Examine the entries and show every line in which the word "Combined" is found.

....................

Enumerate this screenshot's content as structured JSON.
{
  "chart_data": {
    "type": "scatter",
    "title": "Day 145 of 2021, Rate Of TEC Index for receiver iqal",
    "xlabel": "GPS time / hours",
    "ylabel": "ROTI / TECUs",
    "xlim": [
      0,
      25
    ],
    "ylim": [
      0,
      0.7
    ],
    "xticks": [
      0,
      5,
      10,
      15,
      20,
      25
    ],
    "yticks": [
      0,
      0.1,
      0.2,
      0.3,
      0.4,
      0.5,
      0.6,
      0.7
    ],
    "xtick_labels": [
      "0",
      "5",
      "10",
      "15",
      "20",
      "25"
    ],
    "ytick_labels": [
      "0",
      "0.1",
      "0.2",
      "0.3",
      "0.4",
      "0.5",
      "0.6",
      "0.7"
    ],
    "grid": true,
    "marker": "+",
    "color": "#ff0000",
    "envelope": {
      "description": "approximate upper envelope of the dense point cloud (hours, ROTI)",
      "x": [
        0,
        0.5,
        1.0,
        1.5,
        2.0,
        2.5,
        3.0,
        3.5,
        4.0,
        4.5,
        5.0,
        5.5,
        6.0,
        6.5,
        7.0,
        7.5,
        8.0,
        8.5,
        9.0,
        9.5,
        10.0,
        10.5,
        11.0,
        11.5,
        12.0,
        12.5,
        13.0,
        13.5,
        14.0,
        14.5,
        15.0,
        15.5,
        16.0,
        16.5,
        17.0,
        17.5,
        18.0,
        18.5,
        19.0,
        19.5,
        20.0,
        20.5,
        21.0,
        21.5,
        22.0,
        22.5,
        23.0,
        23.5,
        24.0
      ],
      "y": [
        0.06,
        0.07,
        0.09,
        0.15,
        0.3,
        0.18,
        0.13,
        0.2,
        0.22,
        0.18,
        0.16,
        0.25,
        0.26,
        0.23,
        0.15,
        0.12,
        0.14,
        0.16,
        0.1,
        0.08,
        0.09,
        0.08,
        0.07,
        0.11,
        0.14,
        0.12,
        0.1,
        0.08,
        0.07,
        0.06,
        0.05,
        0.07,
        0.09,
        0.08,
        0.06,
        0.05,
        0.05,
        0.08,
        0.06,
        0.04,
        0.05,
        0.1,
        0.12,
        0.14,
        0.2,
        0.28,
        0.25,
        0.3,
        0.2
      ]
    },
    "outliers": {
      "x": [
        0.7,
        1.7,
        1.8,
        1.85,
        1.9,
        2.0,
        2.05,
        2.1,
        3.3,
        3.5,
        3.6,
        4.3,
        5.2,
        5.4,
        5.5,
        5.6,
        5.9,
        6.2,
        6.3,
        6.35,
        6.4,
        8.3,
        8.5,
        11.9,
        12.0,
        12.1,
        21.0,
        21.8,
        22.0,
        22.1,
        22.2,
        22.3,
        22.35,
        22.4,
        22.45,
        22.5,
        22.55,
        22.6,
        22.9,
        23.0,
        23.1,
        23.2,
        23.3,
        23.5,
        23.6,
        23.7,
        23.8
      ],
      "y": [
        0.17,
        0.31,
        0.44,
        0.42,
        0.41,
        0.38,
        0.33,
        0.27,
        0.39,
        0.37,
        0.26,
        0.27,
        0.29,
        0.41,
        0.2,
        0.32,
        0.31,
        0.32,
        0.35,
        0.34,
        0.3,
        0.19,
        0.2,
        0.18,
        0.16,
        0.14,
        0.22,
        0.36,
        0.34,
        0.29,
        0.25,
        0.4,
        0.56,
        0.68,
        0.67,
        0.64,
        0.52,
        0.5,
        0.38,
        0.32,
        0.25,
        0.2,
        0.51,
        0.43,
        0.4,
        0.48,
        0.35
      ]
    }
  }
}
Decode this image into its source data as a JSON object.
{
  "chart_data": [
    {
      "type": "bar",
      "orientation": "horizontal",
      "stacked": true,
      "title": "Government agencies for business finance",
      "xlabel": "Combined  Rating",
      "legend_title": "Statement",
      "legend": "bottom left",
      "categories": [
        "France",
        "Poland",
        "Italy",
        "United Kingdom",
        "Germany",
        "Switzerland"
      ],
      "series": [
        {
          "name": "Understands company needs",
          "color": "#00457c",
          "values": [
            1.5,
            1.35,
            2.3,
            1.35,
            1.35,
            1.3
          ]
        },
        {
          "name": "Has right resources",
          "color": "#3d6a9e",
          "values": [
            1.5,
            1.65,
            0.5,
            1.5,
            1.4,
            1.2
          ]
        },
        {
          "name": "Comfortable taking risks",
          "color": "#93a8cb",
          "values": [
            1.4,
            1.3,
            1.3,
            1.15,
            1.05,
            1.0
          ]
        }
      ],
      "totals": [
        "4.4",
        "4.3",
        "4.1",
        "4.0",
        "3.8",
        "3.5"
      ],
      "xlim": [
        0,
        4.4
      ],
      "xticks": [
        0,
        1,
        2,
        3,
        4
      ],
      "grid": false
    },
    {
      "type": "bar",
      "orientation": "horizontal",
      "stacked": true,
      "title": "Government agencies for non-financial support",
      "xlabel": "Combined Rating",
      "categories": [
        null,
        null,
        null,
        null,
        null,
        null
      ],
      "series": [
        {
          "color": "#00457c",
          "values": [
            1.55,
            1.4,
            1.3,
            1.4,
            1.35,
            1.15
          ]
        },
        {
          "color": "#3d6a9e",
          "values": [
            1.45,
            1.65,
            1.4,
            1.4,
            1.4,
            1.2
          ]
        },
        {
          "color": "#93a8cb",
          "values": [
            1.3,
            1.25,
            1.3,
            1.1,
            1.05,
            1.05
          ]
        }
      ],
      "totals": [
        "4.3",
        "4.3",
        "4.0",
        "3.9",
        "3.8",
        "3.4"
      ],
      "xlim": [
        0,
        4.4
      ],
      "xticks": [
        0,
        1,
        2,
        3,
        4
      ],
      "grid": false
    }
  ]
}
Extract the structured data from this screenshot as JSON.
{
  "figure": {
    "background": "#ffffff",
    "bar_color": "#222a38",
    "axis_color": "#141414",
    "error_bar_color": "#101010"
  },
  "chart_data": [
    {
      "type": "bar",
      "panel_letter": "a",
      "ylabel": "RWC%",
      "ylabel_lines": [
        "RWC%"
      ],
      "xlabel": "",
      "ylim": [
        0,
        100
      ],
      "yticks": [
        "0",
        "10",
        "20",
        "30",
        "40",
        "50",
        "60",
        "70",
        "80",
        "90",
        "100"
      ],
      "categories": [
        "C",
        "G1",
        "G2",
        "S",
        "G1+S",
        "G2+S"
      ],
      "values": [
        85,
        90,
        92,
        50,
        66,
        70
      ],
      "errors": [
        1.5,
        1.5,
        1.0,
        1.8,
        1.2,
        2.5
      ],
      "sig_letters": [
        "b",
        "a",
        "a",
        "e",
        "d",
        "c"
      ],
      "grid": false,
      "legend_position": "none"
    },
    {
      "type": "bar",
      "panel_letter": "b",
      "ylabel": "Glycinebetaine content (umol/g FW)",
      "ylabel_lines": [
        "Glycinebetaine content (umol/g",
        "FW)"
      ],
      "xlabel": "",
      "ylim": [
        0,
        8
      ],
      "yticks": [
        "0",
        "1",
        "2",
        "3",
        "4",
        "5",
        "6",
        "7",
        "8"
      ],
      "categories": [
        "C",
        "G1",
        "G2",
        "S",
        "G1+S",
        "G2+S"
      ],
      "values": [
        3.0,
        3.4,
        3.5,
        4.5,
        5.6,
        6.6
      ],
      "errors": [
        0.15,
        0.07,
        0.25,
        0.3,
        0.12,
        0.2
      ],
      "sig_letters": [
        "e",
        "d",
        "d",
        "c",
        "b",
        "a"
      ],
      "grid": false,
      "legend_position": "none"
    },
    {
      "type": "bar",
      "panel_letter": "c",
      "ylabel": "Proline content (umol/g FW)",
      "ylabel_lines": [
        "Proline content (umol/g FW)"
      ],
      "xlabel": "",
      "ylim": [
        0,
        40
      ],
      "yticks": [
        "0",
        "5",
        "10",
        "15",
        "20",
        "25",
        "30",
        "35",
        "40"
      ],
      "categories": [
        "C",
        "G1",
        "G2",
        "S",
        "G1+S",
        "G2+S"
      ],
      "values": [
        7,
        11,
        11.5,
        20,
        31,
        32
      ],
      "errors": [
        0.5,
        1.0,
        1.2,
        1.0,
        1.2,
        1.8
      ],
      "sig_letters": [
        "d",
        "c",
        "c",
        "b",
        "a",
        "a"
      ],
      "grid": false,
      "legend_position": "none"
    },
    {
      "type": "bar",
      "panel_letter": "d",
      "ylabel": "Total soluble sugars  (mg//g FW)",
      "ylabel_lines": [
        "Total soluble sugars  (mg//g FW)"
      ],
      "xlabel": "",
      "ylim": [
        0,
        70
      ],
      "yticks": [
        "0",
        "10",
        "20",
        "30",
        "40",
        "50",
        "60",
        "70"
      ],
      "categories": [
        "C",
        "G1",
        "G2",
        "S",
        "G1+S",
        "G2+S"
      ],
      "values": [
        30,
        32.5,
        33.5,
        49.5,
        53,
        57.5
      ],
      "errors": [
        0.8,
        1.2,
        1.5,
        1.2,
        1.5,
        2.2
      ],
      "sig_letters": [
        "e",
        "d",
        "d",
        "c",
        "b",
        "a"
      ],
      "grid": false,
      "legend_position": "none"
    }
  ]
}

....................

ANSWER TO THE PROBLEM:
      "xlabel": "Combined  Rating",
      "xlabel": "Combined Rating",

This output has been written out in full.